WHAT TO WORK ON
Scan the lines below; pull out those with "rotor".

EXERCISE MATERIAL
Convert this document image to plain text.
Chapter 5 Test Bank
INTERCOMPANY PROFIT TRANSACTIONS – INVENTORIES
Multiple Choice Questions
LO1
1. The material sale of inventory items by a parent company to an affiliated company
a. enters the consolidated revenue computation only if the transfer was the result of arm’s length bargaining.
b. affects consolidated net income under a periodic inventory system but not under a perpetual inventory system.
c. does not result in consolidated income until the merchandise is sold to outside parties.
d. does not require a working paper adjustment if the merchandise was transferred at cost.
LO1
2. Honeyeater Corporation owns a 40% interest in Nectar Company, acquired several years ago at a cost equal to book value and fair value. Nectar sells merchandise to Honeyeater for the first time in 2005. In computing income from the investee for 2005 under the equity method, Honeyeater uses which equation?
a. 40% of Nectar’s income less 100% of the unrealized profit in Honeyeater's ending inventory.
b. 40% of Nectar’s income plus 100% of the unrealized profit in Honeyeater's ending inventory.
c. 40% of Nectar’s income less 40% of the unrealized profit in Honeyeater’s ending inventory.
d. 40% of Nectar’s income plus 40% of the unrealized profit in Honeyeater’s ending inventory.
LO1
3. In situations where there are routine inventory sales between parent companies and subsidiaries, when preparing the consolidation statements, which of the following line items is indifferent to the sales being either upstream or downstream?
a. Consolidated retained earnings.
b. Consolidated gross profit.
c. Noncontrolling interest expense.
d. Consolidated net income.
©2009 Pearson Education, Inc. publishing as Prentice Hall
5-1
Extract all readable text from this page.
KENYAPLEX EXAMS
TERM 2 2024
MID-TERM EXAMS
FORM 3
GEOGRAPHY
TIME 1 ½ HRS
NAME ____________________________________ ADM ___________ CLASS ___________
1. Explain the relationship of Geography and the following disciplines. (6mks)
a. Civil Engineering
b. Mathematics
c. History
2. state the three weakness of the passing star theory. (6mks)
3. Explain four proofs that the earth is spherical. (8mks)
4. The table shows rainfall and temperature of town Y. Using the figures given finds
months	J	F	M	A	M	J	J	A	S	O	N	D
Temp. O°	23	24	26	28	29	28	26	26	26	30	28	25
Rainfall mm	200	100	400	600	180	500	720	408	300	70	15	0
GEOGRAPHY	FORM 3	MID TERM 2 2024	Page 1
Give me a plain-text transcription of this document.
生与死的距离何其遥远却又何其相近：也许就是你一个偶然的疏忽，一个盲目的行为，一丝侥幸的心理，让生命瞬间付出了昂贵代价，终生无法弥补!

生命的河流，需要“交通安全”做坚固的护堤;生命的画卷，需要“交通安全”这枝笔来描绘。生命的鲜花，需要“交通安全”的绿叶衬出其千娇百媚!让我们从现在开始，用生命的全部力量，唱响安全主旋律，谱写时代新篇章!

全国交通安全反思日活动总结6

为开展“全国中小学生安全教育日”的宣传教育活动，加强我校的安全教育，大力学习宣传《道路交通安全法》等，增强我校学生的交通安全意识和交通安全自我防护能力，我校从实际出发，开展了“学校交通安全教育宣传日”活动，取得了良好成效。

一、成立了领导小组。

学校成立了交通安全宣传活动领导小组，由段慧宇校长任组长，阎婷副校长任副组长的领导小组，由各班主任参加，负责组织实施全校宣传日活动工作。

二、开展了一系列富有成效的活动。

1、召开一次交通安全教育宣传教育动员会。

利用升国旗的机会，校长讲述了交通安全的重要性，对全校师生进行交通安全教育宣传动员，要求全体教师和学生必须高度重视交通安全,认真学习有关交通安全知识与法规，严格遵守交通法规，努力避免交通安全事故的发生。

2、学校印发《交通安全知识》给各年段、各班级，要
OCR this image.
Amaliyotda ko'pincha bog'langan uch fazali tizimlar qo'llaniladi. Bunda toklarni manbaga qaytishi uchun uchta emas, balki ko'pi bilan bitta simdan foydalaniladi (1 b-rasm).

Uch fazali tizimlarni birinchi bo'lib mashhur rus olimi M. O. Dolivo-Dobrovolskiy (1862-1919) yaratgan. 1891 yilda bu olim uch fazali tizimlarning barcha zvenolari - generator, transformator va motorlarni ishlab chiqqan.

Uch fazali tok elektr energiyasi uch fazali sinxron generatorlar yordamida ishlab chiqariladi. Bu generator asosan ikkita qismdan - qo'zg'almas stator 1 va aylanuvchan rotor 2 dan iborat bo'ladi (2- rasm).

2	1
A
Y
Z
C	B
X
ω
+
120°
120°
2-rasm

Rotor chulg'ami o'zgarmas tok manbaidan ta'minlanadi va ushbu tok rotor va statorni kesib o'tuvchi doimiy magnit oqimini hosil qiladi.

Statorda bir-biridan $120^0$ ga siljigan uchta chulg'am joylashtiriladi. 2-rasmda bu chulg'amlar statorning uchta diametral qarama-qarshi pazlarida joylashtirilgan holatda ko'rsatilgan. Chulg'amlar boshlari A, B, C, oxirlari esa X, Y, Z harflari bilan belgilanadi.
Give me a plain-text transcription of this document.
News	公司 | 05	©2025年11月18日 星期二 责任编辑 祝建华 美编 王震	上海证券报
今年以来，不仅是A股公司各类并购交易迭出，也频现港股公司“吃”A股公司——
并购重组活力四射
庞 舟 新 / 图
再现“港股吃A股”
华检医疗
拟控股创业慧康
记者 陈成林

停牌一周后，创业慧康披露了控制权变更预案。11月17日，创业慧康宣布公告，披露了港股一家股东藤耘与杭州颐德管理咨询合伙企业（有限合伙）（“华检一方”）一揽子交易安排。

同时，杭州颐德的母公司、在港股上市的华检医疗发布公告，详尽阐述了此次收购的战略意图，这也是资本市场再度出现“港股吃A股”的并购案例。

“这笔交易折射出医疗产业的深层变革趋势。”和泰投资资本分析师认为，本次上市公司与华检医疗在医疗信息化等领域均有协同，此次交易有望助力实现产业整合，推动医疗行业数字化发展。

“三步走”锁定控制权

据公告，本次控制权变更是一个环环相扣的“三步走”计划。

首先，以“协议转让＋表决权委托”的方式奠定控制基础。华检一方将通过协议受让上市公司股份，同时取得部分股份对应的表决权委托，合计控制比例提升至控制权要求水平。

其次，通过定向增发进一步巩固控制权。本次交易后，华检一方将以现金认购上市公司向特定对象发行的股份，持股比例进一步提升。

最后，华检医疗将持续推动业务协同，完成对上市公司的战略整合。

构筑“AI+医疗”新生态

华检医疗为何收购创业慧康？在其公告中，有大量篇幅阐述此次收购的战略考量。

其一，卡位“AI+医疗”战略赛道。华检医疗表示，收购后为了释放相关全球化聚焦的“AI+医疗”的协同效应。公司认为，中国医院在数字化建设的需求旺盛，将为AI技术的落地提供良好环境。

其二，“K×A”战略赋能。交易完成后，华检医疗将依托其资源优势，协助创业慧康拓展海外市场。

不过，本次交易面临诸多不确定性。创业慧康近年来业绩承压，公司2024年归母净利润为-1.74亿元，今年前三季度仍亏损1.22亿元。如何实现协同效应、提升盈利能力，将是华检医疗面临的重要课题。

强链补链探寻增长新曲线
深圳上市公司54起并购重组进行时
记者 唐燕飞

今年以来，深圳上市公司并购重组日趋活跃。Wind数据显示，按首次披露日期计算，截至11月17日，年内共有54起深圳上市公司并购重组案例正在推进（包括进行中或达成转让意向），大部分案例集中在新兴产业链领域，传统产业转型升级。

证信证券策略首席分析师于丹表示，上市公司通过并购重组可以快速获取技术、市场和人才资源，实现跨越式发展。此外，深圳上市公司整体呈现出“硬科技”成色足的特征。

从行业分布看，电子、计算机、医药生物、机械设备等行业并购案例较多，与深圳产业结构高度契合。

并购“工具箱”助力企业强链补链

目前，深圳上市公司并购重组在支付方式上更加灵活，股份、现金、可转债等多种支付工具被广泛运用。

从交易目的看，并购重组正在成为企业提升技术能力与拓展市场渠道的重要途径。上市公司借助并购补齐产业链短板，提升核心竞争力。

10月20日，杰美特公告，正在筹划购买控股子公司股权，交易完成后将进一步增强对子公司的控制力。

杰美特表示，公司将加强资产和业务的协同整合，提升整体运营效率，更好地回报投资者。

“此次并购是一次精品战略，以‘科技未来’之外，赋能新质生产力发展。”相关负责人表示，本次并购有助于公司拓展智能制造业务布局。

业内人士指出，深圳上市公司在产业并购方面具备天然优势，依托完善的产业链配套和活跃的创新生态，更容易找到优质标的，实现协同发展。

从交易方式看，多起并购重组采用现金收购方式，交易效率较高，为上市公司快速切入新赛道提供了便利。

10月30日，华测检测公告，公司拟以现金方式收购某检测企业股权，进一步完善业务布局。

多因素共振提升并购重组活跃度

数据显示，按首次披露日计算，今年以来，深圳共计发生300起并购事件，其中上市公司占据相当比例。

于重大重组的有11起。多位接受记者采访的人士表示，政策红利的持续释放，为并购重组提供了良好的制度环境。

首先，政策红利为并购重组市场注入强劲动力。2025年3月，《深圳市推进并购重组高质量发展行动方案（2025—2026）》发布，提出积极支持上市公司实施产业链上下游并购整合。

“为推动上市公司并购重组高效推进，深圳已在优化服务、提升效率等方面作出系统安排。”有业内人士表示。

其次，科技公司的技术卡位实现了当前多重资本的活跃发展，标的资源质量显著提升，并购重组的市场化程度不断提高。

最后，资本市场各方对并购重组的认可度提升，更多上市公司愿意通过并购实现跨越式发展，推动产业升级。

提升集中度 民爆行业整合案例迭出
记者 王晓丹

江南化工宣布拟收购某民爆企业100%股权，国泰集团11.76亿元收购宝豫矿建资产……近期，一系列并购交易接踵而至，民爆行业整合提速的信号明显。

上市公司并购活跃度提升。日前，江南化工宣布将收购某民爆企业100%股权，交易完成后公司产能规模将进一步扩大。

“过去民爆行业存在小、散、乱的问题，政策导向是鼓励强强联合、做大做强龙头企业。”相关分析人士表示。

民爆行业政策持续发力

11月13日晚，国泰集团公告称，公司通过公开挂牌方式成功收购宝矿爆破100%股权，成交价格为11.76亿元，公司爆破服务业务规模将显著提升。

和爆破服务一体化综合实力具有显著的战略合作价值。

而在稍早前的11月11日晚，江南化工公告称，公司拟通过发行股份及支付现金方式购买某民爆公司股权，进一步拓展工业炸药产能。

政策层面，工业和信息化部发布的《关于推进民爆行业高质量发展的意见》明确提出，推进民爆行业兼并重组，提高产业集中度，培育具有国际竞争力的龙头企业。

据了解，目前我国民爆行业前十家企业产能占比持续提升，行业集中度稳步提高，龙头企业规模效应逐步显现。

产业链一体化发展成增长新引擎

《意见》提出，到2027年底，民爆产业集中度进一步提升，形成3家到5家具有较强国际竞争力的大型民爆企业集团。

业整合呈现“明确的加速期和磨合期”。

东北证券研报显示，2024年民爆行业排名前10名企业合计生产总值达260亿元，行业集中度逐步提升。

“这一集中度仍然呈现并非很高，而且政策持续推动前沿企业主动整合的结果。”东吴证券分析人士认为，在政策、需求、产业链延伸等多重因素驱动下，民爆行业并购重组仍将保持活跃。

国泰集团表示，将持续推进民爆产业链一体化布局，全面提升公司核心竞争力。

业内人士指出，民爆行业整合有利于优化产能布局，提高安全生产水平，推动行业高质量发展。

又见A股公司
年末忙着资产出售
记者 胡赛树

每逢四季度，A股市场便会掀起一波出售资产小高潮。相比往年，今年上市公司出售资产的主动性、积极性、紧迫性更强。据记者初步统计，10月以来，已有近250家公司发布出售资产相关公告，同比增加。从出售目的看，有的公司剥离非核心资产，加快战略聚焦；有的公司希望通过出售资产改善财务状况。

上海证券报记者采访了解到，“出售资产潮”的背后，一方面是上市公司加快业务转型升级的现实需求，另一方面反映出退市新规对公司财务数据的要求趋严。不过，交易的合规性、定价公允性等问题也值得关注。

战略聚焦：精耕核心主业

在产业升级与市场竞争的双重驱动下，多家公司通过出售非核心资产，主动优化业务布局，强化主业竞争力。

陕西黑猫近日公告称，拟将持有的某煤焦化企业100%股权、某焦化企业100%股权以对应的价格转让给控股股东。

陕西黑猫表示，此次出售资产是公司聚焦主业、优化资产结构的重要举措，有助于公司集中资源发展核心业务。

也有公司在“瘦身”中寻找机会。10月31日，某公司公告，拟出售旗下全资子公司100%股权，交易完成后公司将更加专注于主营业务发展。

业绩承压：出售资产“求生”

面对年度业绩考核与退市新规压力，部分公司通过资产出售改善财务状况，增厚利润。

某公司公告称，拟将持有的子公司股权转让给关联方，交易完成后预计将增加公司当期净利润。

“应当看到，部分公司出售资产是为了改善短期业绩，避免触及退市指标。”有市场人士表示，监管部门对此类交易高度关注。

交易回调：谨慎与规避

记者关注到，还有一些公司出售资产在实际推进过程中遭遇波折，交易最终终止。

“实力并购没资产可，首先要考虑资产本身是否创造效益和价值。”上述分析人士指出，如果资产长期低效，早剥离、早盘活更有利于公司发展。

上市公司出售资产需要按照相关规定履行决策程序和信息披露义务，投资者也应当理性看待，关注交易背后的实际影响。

FINAL RESULT
Uch fazali tok elektr energiyasi uch fazali sinxron generatorlar yordamida ishlab chiqariladi. Bu generator asosan ikkita qismdan - qo'zg'almas stator 1 va aylanuvchan rotor 2 dan iborat bo'ladi (2- rasm).
Rotor chulg'ami o'zgarmas tok manbaidan ta'minlanadi va ushbu tok rotor va statorni kesib o'tuvchi doimiy magnit oqimini hosil qiladi.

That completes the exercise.